## Brief
How many lines in the rows below contain the string "Using"? Case counts, so reply with the number only.

## Dataset rows
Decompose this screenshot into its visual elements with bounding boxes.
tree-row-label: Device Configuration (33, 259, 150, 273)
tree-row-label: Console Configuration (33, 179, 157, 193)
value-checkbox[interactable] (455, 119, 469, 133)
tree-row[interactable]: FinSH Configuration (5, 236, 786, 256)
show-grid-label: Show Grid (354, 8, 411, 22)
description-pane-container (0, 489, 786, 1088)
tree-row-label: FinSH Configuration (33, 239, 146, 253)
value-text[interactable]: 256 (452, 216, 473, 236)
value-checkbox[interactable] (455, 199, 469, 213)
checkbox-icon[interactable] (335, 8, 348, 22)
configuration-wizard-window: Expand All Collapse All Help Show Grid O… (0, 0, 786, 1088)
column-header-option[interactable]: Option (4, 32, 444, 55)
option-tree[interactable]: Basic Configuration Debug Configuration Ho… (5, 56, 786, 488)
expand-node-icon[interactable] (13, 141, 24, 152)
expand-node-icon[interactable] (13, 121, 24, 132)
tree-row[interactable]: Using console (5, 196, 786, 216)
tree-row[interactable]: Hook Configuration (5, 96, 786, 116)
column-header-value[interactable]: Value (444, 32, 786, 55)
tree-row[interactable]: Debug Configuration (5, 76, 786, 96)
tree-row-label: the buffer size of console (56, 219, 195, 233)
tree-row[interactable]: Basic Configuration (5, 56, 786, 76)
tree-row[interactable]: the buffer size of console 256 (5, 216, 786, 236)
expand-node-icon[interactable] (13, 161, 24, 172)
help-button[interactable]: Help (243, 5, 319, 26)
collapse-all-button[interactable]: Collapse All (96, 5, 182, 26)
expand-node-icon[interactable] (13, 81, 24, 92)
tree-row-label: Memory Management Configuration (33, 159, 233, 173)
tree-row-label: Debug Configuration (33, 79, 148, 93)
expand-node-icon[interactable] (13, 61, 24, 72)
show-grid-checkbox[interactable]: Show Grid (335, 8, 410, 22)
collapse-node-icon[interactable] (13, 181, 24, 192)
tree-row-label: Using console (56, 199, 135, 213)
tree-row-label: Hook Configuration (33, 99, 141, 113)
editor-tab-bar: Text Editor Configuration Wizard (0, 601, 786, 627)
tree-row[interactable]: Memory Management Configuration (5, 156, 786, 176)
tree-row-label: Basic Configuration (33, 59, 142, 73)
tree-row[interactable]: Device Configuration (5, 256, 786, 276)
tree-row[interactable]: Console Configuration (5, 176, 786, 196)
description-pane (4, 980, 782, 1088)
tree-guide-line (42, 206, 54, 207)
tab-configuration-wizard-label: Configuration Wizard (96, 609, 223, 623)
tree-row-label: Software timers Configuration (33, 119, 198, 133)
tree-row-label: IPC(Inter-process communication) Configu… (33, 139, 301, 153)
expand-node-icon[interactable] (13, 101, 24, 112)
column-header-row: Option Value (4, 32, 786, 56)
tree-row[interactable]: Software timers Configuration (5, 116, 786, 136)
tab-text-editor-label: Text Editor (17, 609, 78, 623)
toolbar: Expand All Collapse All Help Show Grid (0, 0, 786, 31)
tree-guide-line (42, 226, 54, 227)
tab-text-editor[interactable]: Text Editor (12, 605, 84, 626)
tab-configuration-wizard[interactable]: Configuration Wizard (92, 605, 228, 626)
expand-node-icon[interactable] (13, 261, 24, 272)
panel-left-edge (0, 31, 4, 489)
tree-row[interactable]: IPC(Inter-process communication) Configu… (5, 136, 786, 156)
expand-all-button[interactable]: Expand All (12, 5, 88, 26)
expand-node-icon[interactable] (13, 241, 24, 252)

## Solution to the exercise
2